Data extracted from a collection
** begin **

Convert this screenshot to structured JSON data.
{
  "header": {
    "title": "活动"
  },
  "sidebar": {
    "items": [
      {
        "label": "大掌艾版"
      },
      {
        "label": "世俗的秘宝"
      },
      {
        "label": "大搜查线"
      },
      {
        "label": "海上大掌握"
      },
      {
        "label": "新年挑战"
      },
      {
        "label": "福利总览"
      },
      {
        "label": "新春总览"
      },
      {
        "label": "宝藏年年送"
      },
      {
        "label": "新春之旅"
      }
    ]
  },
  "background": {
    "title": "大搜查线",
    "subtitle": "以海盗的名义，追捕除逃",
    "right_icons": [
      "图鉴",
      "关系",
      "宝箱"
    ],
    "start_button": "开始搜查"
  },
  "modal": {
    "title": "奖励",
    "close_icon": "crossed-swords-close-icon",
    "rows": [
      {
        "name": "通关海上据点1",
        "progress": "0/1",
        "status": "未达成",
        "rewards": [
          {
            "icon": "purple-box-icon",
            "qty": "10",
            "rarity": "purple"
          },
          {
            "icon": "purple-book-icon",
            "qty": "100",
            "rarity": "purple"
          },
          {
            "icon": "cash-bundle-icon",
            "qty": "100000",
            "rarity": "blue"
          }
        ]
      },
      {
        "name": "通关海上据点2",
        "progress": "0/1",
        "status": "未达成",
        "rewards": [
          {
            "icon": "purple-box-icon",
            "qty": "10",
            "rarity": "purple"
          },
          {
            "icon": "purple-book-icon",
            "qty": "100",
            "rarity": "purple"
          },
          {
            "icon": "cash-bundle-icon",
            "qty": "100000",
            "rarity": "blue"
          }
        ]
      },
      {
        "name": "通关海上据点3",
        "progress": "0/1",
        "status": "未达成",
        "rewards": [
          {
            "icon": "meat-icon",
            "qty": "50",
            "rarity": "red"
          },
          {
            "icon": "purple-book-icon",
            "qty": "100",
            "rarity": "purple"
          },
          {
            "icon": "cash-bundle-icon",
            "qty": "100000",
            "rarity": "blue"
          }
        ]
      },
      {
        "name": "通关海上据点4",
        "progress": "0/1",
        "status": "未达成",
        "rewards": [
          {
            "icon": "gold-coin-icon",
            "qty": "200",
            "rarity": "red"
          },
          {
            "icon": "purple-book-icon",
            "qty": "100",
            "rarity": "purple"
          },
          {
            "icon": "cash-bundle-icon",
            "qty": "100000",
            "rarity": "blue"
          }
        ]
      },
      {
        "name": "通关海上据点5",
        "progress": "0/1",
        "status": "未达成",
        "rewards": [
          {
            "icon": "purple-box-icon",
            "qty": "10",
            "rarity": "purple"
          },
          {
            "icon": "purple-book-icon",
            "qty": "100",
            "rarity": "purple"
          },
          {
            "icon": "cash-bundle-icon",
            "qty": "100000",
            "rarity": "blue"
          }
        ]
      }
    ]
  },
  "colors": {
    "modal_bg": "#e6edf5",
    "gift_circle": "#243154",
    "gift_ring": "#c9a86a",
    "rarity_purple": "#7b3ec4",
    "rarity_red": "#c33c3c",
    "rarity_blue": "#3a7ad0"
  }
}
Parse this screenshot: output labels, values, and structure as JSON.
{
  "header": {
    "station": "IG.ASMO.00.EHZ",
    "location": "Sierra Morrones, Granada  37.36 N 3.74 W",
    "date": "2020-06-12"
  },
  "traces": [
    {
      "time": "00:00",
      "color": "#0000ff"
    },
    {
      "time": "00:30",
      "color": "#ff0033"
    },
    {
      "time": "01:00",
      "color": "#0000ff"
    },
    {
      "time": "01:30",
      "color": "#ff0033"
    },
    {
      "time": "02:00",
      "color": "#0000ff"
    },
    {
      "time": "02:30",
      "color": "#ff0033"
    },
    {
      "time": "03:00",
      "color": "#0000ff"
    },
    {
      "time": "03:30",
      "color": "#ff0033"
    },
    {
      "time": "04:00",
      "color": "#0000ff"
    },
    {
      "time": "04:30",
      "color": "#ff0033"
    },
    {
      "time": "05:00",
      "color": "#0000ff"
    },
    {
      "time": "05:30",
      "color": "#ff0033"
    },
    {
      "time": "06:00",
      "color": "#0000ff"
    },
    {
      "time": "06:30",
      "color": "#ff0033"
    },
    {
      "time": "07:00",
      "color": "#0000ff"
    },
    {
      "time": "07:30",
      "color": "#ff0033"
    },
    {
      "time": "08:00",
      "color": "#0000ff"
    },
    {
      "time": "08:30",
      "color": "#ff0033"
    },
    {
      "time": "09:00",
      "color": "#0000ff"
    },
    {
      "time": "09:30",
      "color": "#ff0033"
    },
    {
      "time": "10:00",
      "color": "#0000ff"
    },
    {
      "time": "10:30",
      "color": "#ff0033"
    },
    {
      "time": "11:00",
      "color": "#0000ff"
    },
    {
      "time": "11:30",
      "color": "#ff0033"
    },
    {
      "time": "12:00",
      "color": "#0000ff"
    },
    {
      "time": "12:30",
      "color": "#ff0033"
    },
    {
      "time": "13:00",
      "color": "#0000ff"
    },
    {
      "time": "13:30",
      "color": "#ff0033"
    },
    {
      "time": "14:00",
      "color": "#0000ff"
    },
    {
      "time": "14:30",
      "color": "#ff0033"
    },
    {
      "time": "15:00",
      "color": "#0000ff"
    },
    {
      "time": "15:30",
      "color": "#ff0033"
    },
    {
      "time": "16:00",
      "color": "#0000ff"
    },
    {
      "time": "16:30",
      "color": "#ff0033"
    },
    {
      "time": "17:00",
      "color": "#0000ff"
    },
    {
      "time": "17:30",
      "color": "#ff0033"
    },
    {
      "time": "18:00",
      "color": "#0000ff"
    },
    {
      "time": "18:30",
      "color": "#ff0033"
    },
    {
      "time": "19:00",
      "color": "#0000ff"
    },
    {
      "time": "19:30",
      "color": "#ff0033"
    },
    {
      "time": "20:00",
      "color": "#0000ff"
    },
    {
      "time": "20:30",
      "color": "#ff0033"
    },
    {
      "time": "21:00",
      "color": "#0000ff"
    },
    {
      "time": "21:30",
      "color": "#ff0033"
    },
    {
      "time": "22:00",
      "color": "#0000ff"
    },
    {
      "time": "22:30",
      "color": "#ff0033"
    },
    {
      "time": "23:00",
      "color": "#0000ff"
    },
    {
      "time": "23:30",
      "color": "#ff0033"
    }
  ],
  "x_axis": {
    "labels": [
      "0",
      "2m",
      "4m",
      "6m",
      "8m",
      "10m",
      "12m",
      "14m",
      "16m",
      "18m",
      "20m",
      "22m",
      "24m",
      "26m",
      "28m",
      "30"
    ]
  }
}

** end **

● **Exercise requirements**
Give back the whole listing exactly as it reads.

● **Response for this exercise**
Convert this screenshot to structured JSON data.
{
  "header": {
    "title": "活动"
  },
  "sidebar": {
    "items": [
      {
        "label": "大掌艾版"
      },
      {
        "label": "世俗的秘宝"
      },
      {
        "label": "大搜查线"
      },
      {
        "label": "海上大掌握"
      },
      {
        "label": "新年挑战"
      },
      {
        "label": "福利总览"
      },
      {
        "label": "新春总览"
      },
      {
        "label": "宝藏年年送"
      },
      {
        "label": "新春之旅"
      }
    ]
  },
  "background": {
    "title": "大搜查线",
    "subtitle": "以海盗的名义，追捕除逃",
    "right_icons": [
      "图鉴",
      "关系",
      "宝箱"
    ],
    "start_button": "开始搜查"
  },
  "modal": {
    "title": "奖励",
    "close_icon": "crossed-swords-close-icon",
    "rows": [
      {
        "name": "通关海上据点1",
        "progress": "0/1",
        "status": "未达成",
        "rewards": [
          {
            "icon": "purple-box-icon",
            "qty": "10",
            "rarity": "purple"
          },
          {
            "icon": "purple-book-icon",
            "qty": "100",
            "rarity": "purple"
          },
          {
            "icon": "cash-bundle-icon",
            "qty": "100000",
            "rarity": "blue"
          }
        ]
      },
      {
        "name": "通关海上据点2",
        "progress": "0/1",
        "status": "未达成",
        "rewards": [
          {
            "icon": "purple-box-icon",
            "qty": "10",
            "rarity": "purple"
          },
          {
            "icon": "purple-book-icon",
            "qty": "100",
            "rarity": "purple"
          },
          {
            "icon": "cash-bundle-icon",
            "qty": "100000",
            "rarity": "blue"
          }
        ]
      },
      {
        "name": "通关海上据点3",
        "progress": "0/1",
        "status": "未达成",
        "rewards": [
          {
            "icon": "meat-icon",
            "qty": "50",
            "rarity": "red"
          },
          {
            "icon": "purple-book-icon",
            "qty": "100",
            "rarity": "purple"
          },
          {
            "icon": "cash-bundle-icon",
            "qty": "100000",
            "rarity": "blue"
          }
        ]
      },
      {
        "name": "通关海上据点4",
        "progress": "0/1",
        "status": "未达成",
        "rewards": [
          {
            "icon": "gold-coin-icon",
            "qty": "200",
            "rarity": "red"
          },
          {
            "icon": "purple-book-icon",
            "qty": "100",
            "rarity": "purple"
          },
          {
            "icon": "cash-bundle-icon",
            "qty": "100000",
            "rarity": "blue"
          }
        ]
      },
      {
        "name": "通关海上据点5",
        "progress": "0/1",
        "status": "未达成",
        "rewards": [
          {
            "icon": "purple-box-icon",
            "qty": "10",
            "rarity": "purple"
          },
          {
            "icon": "purple-book-icon",
            "qty": "100",
            "rarity": "purple"
          },
          {
            "icon": "cash-bundle-icon",
            "qty": "100000",
            "rarity": "blue"
          }
        ]
      }
    ]
  },
  "colors": {
    "modal_bg": "#e6edf5",
    "gift_circle": "#243154",
    "gift_ring": "#c9a86a",
    "rarity_purple": "#7b3ec4",
    "rarity_red": "#c33c3c",
    "rarity_blue": "#3a7ad0"
  }
}
Parse this screenshot: output labels, values, and structure as JSON.
{
  "header": {
    "station": "IG.ASMO.00.EHZ",
    "location": "Sierra Morrones, Granada  37.36 N 3.74 W",
    "date": "2020-06-12"
  },
  "traces": [
    {
      "time": "00:00",
      "color": "#0000ff"
    },
    {
      "time": "00:30",
      "color": "#ff0033"
    },
    {
      "time": "01:00",
      "color": "#0000ff"
    },
    {
      "time": "01:30",
      "color": "#ff0033"
    },
    {
      "time": "02:00",
      "color": "#0000ff"
    },
    {
      "time": "02:30",
      "color": "#ff0033"
    },
    {
      "time": "03:00",
      "color": "#0000ff"
    },
    {
      "time": "03:30",
      "color": "#ff0033"
    },
    {
      "time": "04:00",
      "color": "#0000ff"
    },
    {
      "time": "04:30",
      "color": "#ff0033"
    },
    {
      "time": "05:00",
      "color": "#0000ff"
    },
    {
      "time": "05:30",
      "color": "#ff0033"
    },
    {
      "time": "06:00",
      "color": "#0000ff"
    },
    {
      "time": "06:30",
      "color": "#ff0033"
    },
    {
      "time": "07:00",
      "color": "#0000ff"
    },
    {
      "time": "07:30",
      "color": "#ff0033"
    },
    {
      "time": "08:00",
      "color": "#0000ff"
    },
    {
      "time": "08:30",
      "color": "#ff0033"
    },
    {
      "time": "09:00",
      "color": "#0000ff"
    },
    {
      "time": "09:30",
      "color": "#ff0033"
    },
    {
      "time": "10:00",
      "color": "#0000ff"
    },
    {
      "time": "10:30",
      "color": "#ff0033"
    },
    {
      "time": "11:00",
      "color": "#0000ff"
    },
    {
      "time": "11:30",
      "color": "#ff0033"
    },
    {
      "time": "12:00",
      "color": "#0000ff"
    },
    {
      "time": "12:30",
      "color": "#ff0033"
    },
    {
      "time": "13:00",
      "color": "#0000ff"
    },
    {
      "time": "13:30",
      "color": "#ff0033"
    },
    {
      "time": "14:00",
      "color": "#0000ff"
    },
    {
      "time": "14:30",
      "color": "#ff0033"
    },
    {
      "time": "15:00",
      "color": "#0000ff"
    },
    {
      "time": "15:30",
      "color": "#ff0033"
    },
    {
      "time": "16:00",
      "color": "#0000ff"
    },
    {
      "time": "16:30",
      "color": "#ff0033"
    },
    {
      "time": "17:00",
      "color": "#0000ff"
    },
    {
      "time": "17:30",
      "color": "#ff0033"
    },
    {
      "time": "18:00",
      "color": "#0000ff"
    },
    {
      "time": "18:30",
      "color": "#ff0033"
    },
    {
      "time": "19:00",
      "color": "#0000ff"
    },
    {
      "time": "19:30",
      "color": "#ff0033"
    },
    {
      "time": "20:00",
      "color": "#0000ff"
    },
    {
      "time": "20:30",
      "color": "#ff0033"
    },
    {
      "time": "21:00",
      "color": "#0000ff"
    },
    {
      "time": "21:30",
      "color": "#ff0033"
    },
    {
      "time": "22:00",
      "color": "#0000ff"
    },
    {
      "time": "22:30",
      "color": "#ff0033"
    },
    {
      "time": "23:00",
      "color": "#0000ff"
    },
    {
      "time": "23:30",
      "color": "#ff0033"
    }
  ],
  "x_axis": {
    "labels": [
      "0",
      "2m",
      "4m",
      "6m",
      "8m",
      "10m",
      "12m",
      "14m",
      "16m",
      "18m",
      "20m",
      "22m",
      "24m",
      "26m",
      "28m",
      "30"
    ]
  }
}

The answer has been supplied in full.